## BEGIN PROVIDED DATA
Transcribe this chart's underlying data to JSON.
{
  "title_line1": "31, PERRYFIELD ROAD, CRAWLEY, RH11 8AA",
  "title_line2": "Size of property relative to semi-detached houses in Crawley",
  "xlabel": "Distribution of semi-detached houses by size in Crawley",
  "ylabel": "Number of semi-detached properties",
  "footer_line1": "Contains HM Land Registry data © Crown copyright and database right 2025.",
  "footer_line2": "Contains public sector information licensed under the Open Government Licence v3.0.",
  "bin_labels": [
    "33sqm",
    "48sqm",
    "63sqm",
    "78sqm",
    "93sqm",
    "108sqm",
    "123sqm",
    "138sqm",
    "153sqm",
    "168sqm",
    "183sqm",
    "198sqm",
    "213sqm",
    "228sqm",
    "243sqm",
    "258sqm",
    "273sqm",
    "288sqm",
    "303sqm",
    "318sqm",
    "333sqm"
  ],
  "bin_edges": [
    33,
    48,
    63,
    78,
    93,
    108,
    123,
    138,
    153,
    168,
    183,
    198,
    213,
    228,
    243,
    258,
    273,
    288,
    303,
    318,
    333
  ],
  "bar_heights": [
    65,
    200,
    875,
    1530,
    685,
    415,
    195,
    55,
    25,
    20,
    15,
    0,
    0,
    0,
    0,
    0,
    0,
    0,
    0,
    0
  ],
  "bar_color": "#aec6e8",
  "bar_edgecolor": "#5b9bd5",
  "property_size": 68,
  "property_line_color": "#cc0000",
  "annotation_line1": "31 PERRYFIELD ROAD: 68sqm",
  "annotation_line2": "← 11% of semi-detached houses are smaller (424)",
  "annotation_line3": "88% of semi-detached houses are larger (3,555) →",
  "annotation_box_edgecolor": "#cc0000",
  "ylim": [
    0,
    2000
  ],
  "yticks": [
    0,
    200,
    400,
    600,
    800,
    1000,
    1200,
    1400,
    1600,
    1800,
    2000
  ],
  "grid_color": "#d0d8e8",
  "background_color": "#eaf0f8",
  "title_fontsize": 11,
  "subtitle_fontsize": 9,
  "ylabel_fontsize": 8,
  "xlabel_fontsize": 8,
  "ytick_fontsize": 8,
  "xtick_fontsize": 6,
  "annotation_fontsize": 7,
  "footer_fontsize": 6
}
## END PROVIDED DATA
§ **STATED TASK**: Check every line in the material above for the string "detached", then give only the number of lines that have it.

§ **ANSWER TO THIS PROBLEM**: 5